DATA FOR THIS EXERCISE ▸
______________________________
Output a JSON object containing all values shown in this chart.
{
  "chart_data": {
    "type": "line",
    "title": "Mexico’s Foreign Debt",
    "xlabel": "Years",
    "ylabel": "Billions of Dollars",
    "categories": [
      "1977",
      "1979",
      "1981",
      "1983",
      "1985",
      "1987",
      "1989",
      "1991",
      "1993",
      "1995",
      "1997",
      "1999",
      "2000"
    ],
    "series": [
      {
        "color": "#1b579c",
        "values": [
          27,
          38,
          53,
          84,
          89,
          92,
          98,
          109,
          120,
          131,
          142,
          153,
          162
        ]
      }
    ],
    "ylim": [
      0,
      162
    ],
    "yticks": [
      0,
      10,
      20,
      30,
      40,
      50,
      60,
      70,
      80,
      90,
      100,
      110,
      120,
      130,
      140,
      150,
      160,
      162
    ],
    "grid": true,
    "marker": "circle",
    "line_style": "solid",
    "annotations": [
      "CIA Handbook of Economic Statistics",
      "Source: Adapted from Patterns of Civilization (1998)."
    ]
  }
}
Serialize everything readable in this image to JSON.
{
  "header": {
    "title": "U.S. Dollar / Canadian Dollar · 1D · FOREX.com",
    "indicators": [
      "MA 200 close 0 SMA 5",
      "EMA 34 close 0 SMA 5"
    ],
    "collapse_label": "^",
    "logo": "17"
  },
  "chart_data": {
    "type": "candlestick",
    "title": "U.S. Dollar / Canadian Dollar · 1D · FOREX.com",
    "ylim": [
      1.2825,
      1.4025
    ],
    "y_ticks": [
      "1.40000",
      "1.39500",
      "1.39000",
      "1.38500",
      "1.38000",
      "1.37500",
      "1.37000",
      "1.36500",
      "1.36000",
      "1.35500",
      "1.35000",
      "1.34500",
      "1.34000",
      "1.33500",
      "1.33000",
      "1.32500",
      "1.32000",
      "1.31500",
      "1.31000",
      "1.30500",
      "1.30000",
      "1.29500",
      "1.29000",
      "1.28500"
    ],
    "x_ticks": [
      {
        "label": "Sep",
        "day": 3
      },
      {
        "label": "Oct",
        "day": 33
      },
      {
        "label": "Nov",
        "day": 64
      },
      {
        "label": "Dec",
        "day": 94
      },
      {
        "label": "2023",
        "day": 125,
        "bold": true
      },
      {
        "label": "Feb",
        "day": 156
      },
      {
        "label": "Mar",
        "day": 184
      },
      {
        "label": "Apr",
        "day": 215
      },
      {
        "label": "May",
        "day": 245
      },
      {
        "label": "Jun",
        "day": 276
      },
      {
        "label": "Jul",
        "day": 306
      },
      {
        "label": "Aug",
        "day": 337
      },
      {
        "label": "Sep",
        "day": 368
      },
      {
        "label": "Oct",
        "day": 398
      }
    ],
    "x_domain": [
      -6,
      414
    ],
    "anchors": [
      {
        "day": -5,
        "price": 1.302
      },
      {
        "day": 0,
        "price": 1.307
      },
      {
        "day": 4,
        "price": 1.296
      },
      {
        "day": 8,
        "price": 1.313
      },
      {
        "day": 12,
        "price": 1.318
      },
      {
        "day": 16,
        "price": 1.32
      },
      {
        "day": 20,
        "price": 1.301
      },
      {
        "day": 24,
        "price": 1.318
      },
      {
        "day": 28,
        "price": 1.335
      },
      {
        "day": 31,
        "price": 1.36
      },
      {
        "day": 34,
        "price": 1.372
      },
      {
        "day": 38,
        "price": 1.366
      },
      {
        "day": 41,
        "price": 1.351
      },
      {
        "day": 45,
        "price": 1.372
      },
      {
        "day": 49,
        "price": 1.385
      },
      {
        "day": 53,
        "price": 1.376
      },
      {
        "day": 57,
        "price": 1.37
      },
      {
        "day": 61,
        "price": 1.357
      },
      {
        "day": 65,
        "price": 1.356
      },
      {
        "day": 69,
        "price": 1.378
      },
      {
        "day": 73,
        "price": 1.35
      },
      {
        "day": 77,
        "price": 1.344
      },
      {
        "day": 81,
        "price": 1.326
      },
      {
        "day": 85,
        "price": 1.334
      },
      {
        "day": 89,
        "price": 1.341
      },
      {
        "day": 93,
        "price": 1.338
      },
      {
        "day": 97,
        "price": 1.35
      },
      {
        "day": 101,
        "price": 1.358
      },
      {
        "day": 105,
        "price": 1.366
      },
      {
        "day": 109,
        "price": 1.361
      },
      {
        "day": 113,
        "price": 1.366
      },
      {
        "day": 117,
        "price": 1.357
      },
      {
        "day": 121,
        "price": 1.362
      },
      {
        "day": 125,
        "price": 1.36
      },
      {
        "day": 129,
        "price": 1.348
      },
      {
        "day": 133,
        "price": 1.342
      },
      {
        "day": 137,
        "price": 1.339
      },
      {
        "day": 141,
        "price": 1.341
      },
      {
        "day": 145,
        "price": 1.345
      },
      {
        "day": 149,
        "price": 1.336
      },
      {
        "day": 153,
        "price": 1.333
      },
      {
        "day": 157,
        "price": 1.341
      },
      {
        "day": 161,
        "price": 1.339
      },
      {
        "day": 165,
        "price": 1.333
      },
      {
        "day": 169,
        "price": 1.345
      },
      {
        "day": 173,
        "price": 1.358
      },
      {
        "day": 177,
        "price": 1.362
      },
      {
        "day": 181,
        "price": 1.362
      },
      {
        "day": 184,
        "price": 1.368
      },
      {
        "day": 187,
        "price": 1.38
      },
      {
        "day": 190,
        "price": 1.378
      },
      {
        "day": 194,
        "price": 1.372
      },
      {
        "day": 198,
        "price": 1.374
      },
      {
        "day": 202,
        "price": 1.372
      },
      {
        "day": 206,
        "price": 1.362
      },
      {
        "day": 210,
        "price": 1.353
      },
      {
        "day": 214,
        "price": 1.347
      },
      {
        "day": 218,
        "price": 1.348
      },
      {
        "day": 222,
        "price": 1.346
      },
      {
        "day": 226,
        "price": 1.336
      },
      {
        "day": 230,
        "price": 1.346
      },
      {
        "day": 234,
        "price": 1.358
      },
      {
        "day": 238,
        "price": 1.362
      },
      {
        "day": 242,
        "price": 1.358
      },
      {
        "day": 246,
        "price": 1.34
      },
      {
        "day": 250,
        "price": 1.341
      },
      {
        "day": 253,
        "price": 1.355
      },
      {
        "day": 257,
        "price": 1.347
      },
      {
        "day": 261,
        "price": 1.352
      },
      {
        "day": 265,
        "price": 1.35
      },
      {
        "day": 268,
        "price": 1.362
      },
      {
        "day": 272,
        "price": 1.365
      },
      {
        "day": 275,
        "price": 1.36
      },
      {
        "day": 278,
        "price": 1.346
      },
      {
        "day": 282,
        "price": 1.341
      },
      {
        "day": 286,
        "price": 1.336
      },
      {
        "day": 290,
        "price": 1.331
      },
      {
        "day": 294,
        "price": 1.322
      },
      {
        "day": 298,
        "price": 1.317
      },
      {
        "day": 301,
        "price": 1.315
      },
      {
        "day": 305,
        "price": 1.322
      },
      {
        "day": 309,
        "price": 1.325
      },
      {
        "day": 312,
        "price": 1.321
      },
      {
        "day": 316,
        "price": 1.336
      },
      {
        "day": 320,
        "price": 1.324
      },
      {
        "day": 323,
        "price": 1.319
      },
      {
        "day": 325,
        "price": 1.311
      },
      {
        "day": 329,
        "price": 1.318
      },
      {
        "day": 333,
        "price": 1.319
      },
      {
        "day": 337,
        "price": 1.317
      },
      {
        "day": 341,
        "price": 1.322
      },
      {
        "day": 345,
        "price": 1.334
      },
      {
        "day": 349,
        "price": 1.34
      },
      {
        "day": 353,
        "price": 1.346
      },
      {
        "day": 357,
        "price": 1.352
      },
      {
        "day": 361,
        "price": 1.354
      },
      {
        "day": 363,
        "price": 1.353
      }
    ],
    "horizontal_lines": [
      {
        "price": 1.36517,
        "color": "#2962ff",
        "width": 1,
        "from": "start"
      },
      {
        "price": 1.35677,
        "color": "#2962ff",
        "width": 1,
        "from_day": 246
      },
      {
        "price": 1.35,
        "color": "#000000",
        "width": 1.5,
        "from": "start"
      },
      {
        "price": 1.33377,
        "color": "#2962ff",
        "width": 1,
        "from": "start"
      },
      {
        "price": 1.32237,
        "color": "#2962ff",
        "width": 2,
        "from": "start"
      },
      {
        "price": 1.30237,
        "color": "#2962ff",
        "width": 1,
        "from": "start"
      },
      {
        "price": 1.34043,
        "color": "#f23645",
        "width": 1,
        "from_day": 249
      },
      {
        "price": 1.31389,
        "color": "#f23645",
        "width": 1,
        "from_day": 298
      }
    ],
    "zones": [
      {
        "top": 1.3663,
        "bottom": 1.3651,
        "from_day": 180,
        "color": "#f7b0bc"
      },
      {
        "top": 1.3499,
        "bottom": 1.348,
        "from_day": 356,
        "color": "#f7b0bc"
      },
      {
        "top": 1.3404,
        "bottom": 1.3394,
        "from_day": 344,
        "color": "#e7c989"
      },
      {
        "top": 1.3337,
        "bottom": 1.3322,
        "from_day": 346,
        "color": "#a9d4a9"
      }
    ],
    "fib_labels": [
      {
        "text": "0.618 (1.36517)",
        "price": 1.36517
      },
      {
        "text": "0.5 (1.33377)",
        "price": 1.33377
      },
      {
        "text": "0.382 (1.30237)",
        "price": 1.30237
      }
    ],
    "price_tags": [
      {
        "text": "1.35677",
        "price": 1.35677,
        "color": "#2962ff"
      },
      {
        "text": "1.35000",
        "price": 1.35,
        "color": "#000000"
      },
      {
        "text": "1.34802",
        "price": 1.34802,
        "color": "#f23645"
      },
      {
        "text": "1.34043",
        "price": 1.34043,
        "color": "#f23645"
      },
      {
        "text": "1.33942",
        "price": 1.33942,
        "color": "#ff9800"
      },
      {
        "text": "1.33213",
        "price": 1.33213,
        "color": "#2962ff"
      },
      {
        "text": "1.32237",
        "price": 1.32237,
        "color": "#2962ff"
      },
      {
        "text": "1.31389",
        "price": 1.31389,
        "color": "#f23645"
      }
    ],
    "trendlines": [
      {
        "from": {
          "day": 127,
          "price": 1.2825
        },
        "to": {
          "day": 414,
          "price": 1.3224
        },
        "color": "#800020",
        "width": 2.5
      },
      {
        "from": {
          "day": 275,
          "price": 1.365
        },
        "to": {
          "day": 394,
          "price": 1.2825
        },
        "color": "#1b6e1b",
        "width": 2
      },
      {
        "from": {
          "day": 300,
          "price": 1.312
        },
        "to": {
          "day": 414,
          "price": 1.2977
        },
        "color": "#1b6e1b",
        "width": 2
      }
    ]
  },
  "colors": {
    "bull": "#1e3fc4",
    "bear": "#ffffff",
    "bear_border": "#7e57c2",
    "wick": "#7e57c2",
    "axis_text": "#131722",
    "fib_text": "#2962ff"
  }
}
______________________________
SHORT TASK ▸ Copy every line from the records above that contains the word "close".

FINISHED TASK ▸
      "MA 200 close 0 SMA 5",
      "EMA 34 close 0 SMA 5"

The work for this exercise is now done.